▸ **ENUNCIADO DEL EJERCICIO**
Vuelve a escribir el tramo de las entradas que empieza en la línea que contiene "generate-button[interactable]: Genera (1669, 585, 1759, 605)" y termina en la línea que contiene "selection-tool[interactable] (0, 89, 24, 111)", ambas incluidas. Cambia "dropdown" por "combo" y deja todo lo demás igual.

▸ **ENTRADAS POR PROCESAR**
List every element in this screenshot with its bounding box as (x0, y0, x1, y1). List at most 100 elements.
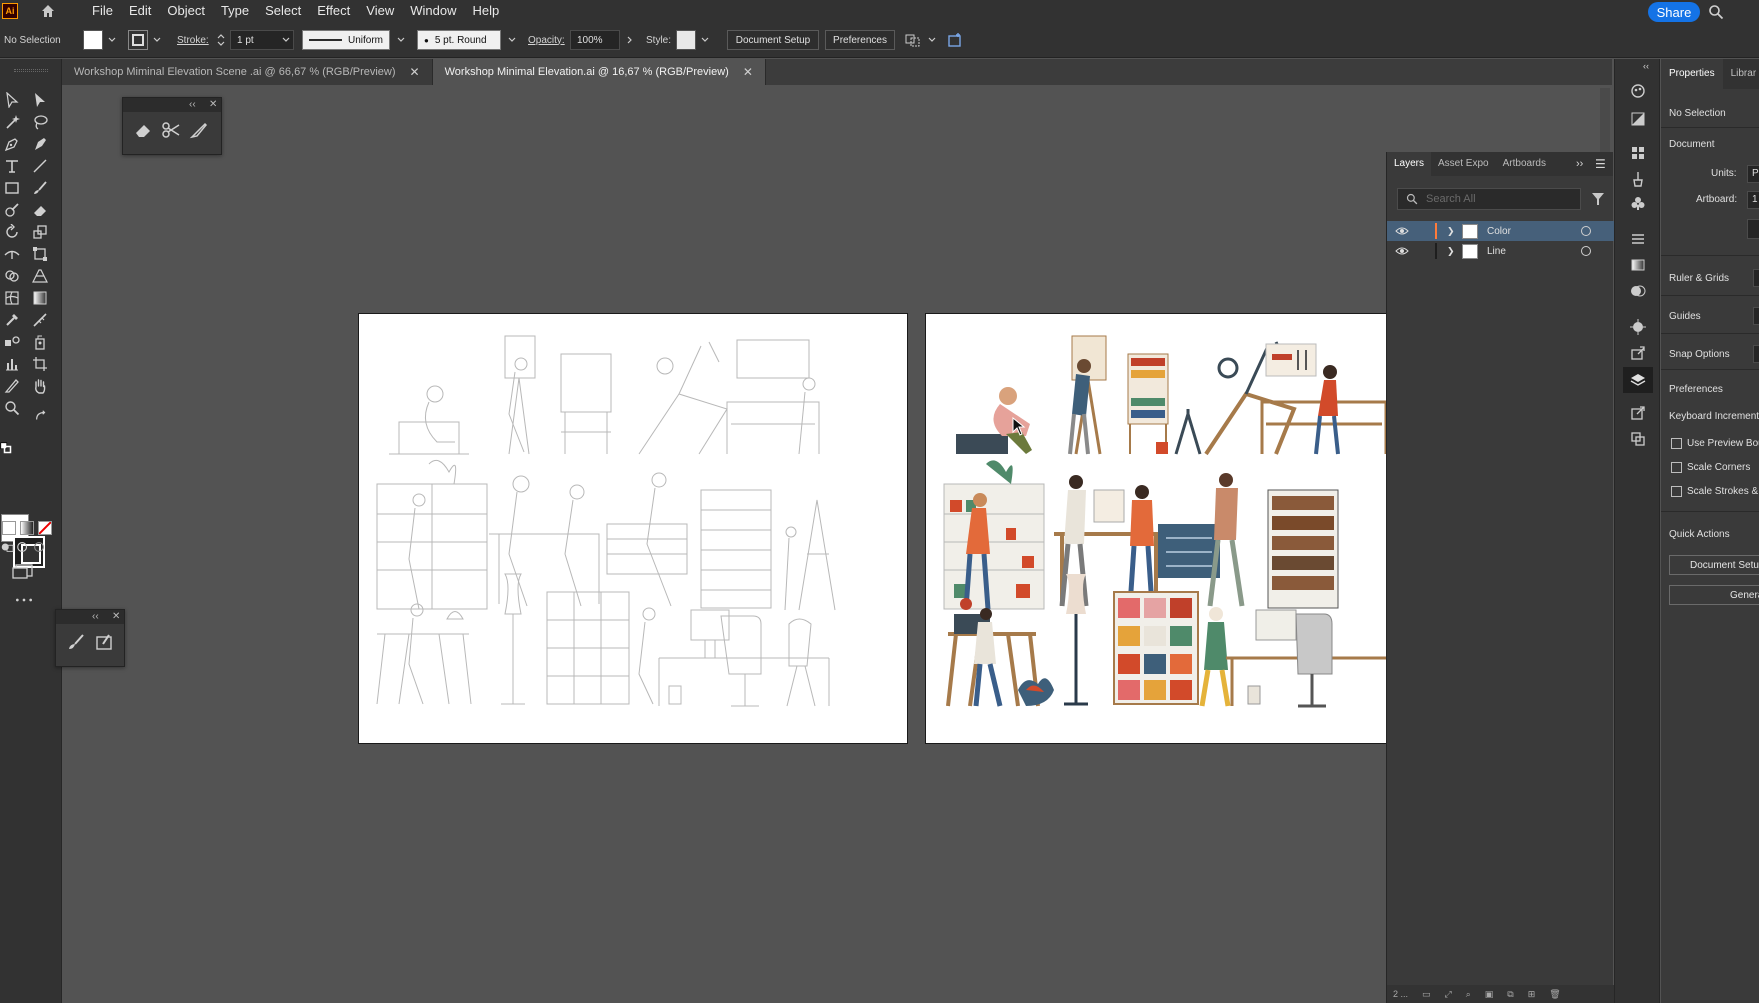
generate-button[interactable]: Genera (1669, 585, 1759, 605)
swap-fill-stroke[interactable] (34, 409, 48, 423)
graphic-styles-icon[interactable] (1628, 109, 1648, 129)
magic-wand-tool[interactable] (0, 111, 24, 133)
pen-tool[interactable] (0, 133, 24, 155)
style-dropdown[interactable] (699, 30, 711, 50)
menu-view[interactable]: View (358, 0, 402, 22)
stroke-panel-icon[interactable] (1628, 229, 1648, 249)
column-graph-tool[interactable] (0, 353, 24, 375)
edit-artboards-button[interactable] (1747, 219, 1759, 239)
filter-icon[interactable] (1591, 192, 1605, 206)
transparency-icon[interactable] (1628, 281, 1648, 301)
shape-builder-tool[interactable] (0, 265, 24, 287)
close-icon[interactable]: ✕ (112, 610, 120, 624)
symbols-icon[interactable] (1628, 193, 1648, 213)
layers-panel-icon[interactable] (1623, 367, 1653, 393)
delete-layer-icon[interactable]: 🗑 (1549, 989, 1560, 1000)
fill-color-swatch[interactable] (83, 30, 103, 50)
units-dropdown[interactable]: Pi (1747, 165, 1759, 183)
target-circle-icon[interactable] (1581, 246, 1591, 256)
paintbrush-icon[interactable] (66, 632, 86, 652)
asset-export-icon[interactable] (1628, 343, 1648, 363)
rotate-tool[interactable] (0, 221, 24, 243)
symbol-sprayer-tool[interactable] (28, 331, 52, 353)
artboard-color[interactable] (925, 313, 1413, 744)
free-transform-tool[interactable] (28, 243, 52, 265)
stroke-label[interactable]: Stroke: (177, 30, 209, 50)
tab-properties[interactable]: Properties (1661, 59, 1723, 89)
opacity-field[interactable]: 100% (570, 30, 620, 50)
layer-row-color[interactable]: ❯ Color (1387, 221, 1614, 241)
float-panel-header[interactable]: ‹‹ ✕ (123, 98, 221, 112)
scale-tool[interactable] (28, 221, 52, 243)
canvas-area[interactable] (62, 85, 1612, 1003)
line-segment-tool[interactable] (28, 155, 52, 177)
draw-inside-button[interactable] (32, 540, 46, 554)
brush-field[interactable]: ● 5 pt. Round (417, 30, 501, 50)
screen-mode-button[interactable] (12, 564, 36, 580)
swatches-icon[interactable] (1628, 143, 1648, 163)
eraser-tool[interactable] (28, 199, 52, 221)
selection-tool[interactable] (0, 89, 24, 111)
collapse-icon[interactable]: ‹‹ (189, 98, 196, 112)
eraser-icon[interactable] (133, 120, 153, 140)
artboard-line[interactable] (358, 313, 908, 744)
tab-asset-export[interactable]: Asset Expo (1431, 152, 1496, 176)
tab-artboards[interactable]: Artboards (1496, 152, 1553, 176)
expand-panel-icon[interactable]: ›› (1576, 158, 1583, 170)
default-fill-stroke[interactable] (0, 442, 12, 454)
graphic-style-swatch[interactable] (676, 30, 696, 50)
fill-dropdown[interactable] (106, 30, 118, 50)
gradient-panel-icon[interactable] (1628, 255, 1648, 275)
isolate-button[interactable] (946, 30, 966, 50)
scissors-icon[interactable] (161, 120, 181, 140)
layers-search-input[interactable]: Search All (1397, 188, 1581, 210)
ruler-toggle[interactable] (1753, 269, 1759, 287)
layer-name[interactable]: Line (1487, 246, 1506, 257)
layer-name[interactable]: Color (1487, 226, 1511, 237)
locate-object-icon[interactable]: ⤢ (1445, 989, 1452, 1000)
new-layer-icon[interactable]: ⊞ (1528, 989, 1536, 1000)
close-icon[interactable]: ✕ (209, 98, 217, 112)
stroke-profile-dropdown[interactable] (395, 30, 407, 50)
share-button[interactable]: Share (1648, 2, 1700, 22)
brushes-icon[interactable] (1628, 169, 1648, 189)
gradient-mode-button[interactable] (20, 521, 34, 535)
tab-document-2[interactable]: Workshop Minimal Elevation.ai @ 16,67 % … (432, 59, 766, 85)
artboard-tool[interactable] (28, 353, 52, 375)
search-layer-icon[interactable]: ⌕ (1466, 989, 1471, 1000)
artboard-field[interactable]: 1 (1747, 191, 1759, 209)
panel-grip[interactable] (14, 69, 48, 72)
scale-corners-checkbox[interactable] (1671, 462, 1682, 473)
visibility-eye-icon[interactable] (1395, 246, 1409, 256)
menu-help[interactable]: Help (464, 0, 507, 22)
close-icon[interactable]: ✕ (410, 65, 420, 79)
curvature-tool[interactable] (28, 133, 52, 155)
clipping-mask-icon[interactable]: ▣ (1485, 989, 1494, 1000)
float-panel-header[interactable]: ‹‹ ✕ (56, 610, 124, 624)
arrange-documents-button[interactable] (904, 30, 924, 50)
search-button[interactable] (1704, 2, 1728, 22)
tab-document-1[interactable]: Workshop Miminal Elevation Scene .ai @ 6… (62, 59, 433, 85)
lasso-tool[interactable] (28, 111, 52, 133)
preferences-button[interactable]: Preferences (825, 30, 895, 50)
none-mode-button[interactable] (38, 521, 52, 535)
collapse-icon[interactable]: ‹‹ (1643, 61, 1649, 71)
chevron-right-icon[interactable]: ❯ (1447, 246, 1455, 257)
width-tool[interactable] (0, 243, 24, 265)
perspective-grid-tool[interactable] (28, 265, 52, 287)
zoom-tool[interactable] (0, 397, 24, 419)
document-setup-button[interactable]: Document Setup (727, 30, 819, 50)
collect-export-icon[interactable]: ▭ (1422, 989, 1431, 1000)
snap-toggle[interactable] (1753, 345, 1759, 363)
menu-object[interactable]: Object (159, 0, 213, 22)
hand-tool[interactable] (28, 375, 52, 397)
knife-icon[interactable] (189, 120, 209, 140)
export-icon[interactable] (1628, 403, 1648, 423)
guides-toggle[interactable] (1753, 307, 1759, 325)
scale-strokes-checkbox[interactable] (1671, 486, 1682, 497)
menu-select[interactable]: Select (257, 0, 309, 22)
artboards-panel-icon[interactable] (1628, 429, 1648, 449)
tab-libraries[interactable]: Librar (1723, 59, 1759, 89)
color-mode-button[interactable] (2, 521, 16, 535)
new-sublayer-icon[interactable]: ⧉ (1507, 989, 1513, 1000)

▸ **RESPUESTA CORRECTA**
generate-button[interactable]: Genera (1669, 585, 1759, 605)
swap-fill-stroke[interactable] (34, 409, 48, 423)
graphic-styles-icon[interactable] (1628, 109, 1648, 129)
magic-wand-tool[interactable] (0, 111, 24, 133)
pen-tool[interactable] (0, 133, 24, 155)
style-combo[interactable] (699, 30, 711, 50)
menu-view[interactable]: View (358, 0, 402, 22)
stroke-panel-icon[interactable] (1628, 229, 1648, 249)
column-graph-tool[interactable] (0, 353, 24, 375)
edit-artboards-button[interactable] (1747, 219, 1759, 239)
filter-icon[interactable] (1591, 192, 1605, 206)
transparency-icon[interactable] (1628, 281, 1648, 301)
shape-builder-tool[interactable] (0, 265, 24, 287)
close-icon[interactable]: ✕ (112, 610, 120, 624)
symbols-icon[interactable] (1628, 193, 1648, 213)
layers-panel-icon[interactable] (1623, 367, 1653, 393)
delete-layer-icon[interactable]: 🗑 (1549, 989, 1560, 1000)
fill-color-swatch[interactable] (83, 30, 103, 50)
units-combo[interactable]: Pi (1747, 165, 1759, 183)
target-circle-icon[interactable] (1581, 246, 1591, 256)
paintbrush-icon[interactable] (66, 632, 86, 652)
asset-export-icon[interactable] (1628, 343, 1648, 363)
rotate-tool[interactable] (0, 221, 24, 243)
symbol-sprayer-tool[interactable] (28, 331, 52, 353)
artboard-color[interactable] (925, 313, 1413, 744)
free-transform-tool[interactable] (28, 243, 52, 265)
stroke-label[interactable]: Stroke: (177, 30, 209, 50)
tab-properties[interactable]: Properties (1661, 59, 1723, 89)
opacity-field[interactable]: 100% (570, 30, 620, 50)
layer-row-color[interactable]: ❯ Color (1387, 221, 1614, 241)
float-panel-header[interactable]: ‹‹ ✕ (123, 98, 221, 112)
scale-tool[interactable] (28, 221, 52, 243)
canvas-area[interactable] (62, 85, 1612, 1003)
line-segment-tool[interactable] (28, 155, 52, 177)
draw-inside-button[interactable] (32, 540, 46, 554)
brush-field[interactable]: ● 5 pt. Round (417, 30, 501, 50)
screen-mode-button[interactable] (12, 564, 36, 580)
swatches-icon[interactable] (1628, 143, 1648, 163)
eraser-tool[interactable] (28, 199, 52, 221)
selection-tool[interactable] (0, 89, 24, 111)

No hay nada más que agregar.